* PROBLEM TO WORK ON
Return each line of the records with nothing changed, pictures excepted.

[Extracted data entries]
▼
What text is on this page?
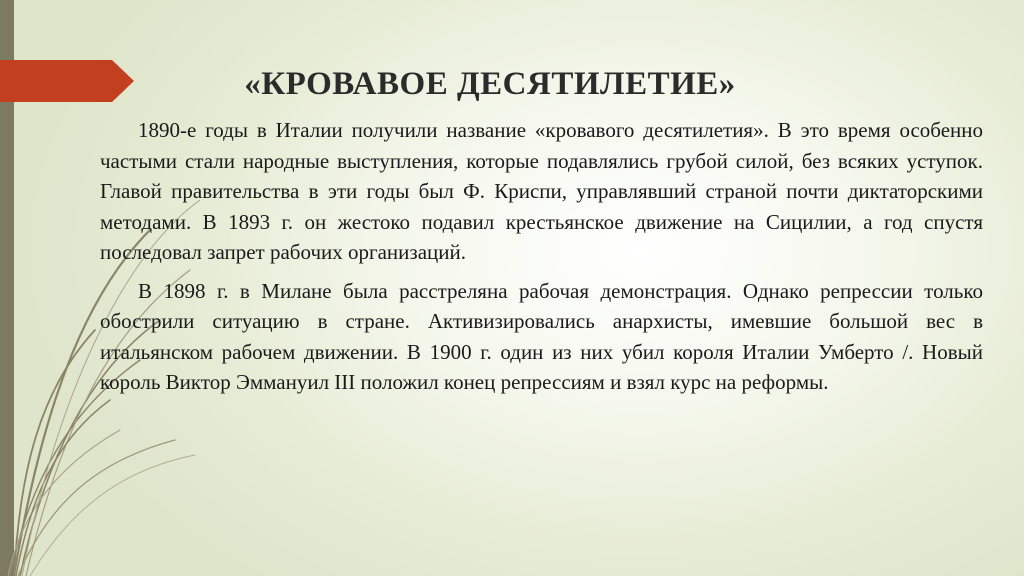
«КРОВАВОЕ ДЕСЯТИЛЕТИЕ»

1890-е годы в Италии получили название «кровавого десятилетия». В это время особенно частыми стали народные выступления, которые подавлялись грубой силой, без всяких уступок. Главой правительства в эти годы был Ф. Криспи, управлявший страной почти диктаторскими методами. В 1893 г. он жестоко подавил крестьянское движение на Сицилии, а год спустя последовал запрет рабочих организаций.

В 1898 г. в Милане была расстреляна рабочая демонстрация. Однако репрессии только обострили ситуацию в стране. Активизировались анархисты, имевшие большой вес в итальянском рабочем движении. В 1900 г. один из них убил короля Италии Умберто /. Новый король Виктор Эммануил III положил конец репрессиям и взял курс на реформы.
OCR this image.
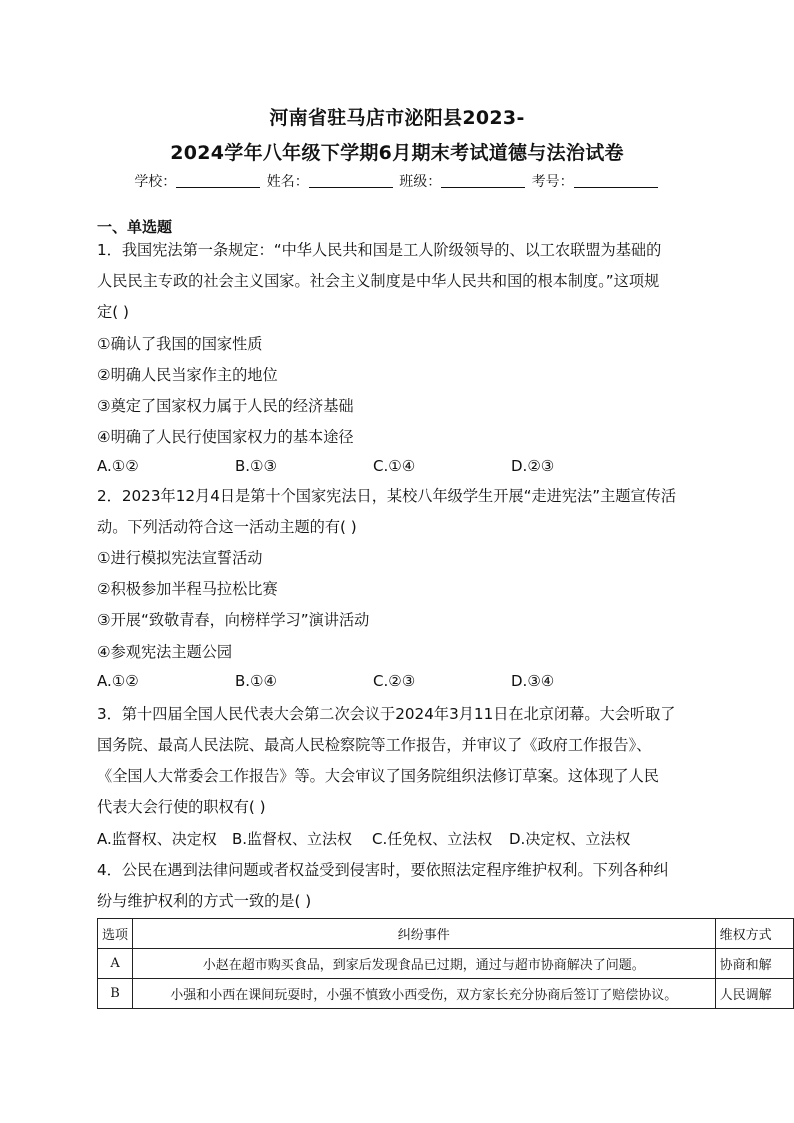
河南省驻马店市泌阳县2023-
2024学年八年级下学期6月期末考试道德与法治试卷
学校：	姓名：	班级：	考号：
一、单选题
1．我国宪法第一条规定：“中华人民共和国是工人阶级领导的、以工农联盟为基础的
人民民主专政的社会主义国家。社会主义制度是中华人民共和国的根本制度。”这项规
定( )
①确认了我国的国家性质
②明确人民当家作主的地位
③奠定了国家权力属于人民的经济基础
④明确了人民行使国家权力的基本途径
A.①②	B.①③	C.①④	D.②③
2．2023年12月4日是第十个国家宪法日，某校八年级学生开展“走进宪法”主题宣传活
动。下列活动符合这一活动主题的有( )
①进行模拟宪法宣誓活动
②积极参加半程马拉松比赛
③开展“致敬青春，向榜样学习”演讲活动
④参观宪法主题公园
A.①②	B.①④	C.②③	D.③④
3．第十四届全国人民代表大会第二次会议于2024年3月11日在北京闭幕。大会听取了
国务院、最高人民法院、最高人民检察院等工作报告，并审议了《政府工作报告》、
《全国人大常委会工作报告》等。大会审议了国务院组织法修订草案。这体现了人民
代表大会行使的职权有( )
A.监督权、决定权 B.监督权、立法权 C.任免权、立法权 D.决定权、立法权
4．公民在遇到法律问题或者权益受到侵害时，要依照法定程序维护权利。下列各种纠
纷与维护权利的方式一致的是( )
选项	纠纷事件	维权方式
A	小赵在超市购买食品，到家后发现食品已过期，通过与超市协商解决了问题。	协商和解
B	小强和小西在课间玩耍时，小强不慎致小西受伤，双方家长充分协商后签订了赔偿协议。	人民调解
▲
* ANSWER
What text is on this page?
«КРОВАВОЕ ДЕСЯТИЛЕТИЕ»

1890-е годы в Италии получили название «кровавого десятилетия». В это время особенно частыми стали народные выступления, которые подавлялись грубой силой, без всяких уступок. Главой правительства в эти годы был Ф. Криспи, управлявший страной почти диктаторскими методами. В 1893 г. он жестоко подавил крестьянское движение на Сицилии, а год спустя последовал запрет рабочих организаций.

В 1898 г. в Милане была расстреляна рабочая демонстрация. Однако репрессии только обострили ситуацию в стране. Активизировались анархисты, имевшие большой вес в итальянском рабочем движении. В 1900 г. один из них убил короля Италии Умберто /. Новый король Виктор Эммануил III положил конец репрессиям и взял курс на реформы.
OCR this image.
河南省驻马店市泌阳县2023-
2024学年八年级下学期6月期末考试道德与法治试卷
学校：	姓名：	班级：	考号：
一、单选题
1．我国宪法第一条规定：“中华人民共和国是工人阶级领导的、以工农联盟为基础的
人民民主专政的社会主义国家。社会主义制度是中华人民共和国的根本制度。”这项规
定( )
①确认了我国的国家性质
②明确人民当家作主的地位
③奠定了国家权力属于人民的经济基础
④明确了人民行使国家权力的基本途径
A.①②	B.①③	C.①④	D.②③
2．2023年12月4日是第十个国家宪法日，某校八年级学生开展“走进宪法”主题宣传活
动。下列活动符合这一活动主题的有( )
①进行模拟宪法宣誓活动
②积极参加半程马拉松比赛
③开展“致敬青春，向榜样学习”演讲活动
④参观宪法主题公园
A.①②	B.①④	C.②③	D.③④
3．第十四届全国人民代表大会第二次会议于2024年3月11日在北京闭幕。大会听取了
国务院、最高人民法院、最高人民检察院等工作报告，并审议了《政府工作报告》、
《全国人大常委会工作报告》等。大会审议了国务院组织法修订草案。这体现了人民
代表大会行使的职权有( )
A.监督权、决定权 B.监督权、立法权 C.任免权、立法权 D.决定权、立法权
4．公民在遇到法律问题或者权益受到侵害时，要依照法定程序维护权利。下列各种纠
纷与维护权利的方式一致的是( )
选项	纠纷事件	维权方式
A	小赵在超市购买食品，到家后发现食品已过期，通过与超市协商解决了问题。	协商和解
B	小强和小西在课间玩耍时，小强不慎致小西受伤，双方家长充分协商后签订了赔偿协议。	人民调解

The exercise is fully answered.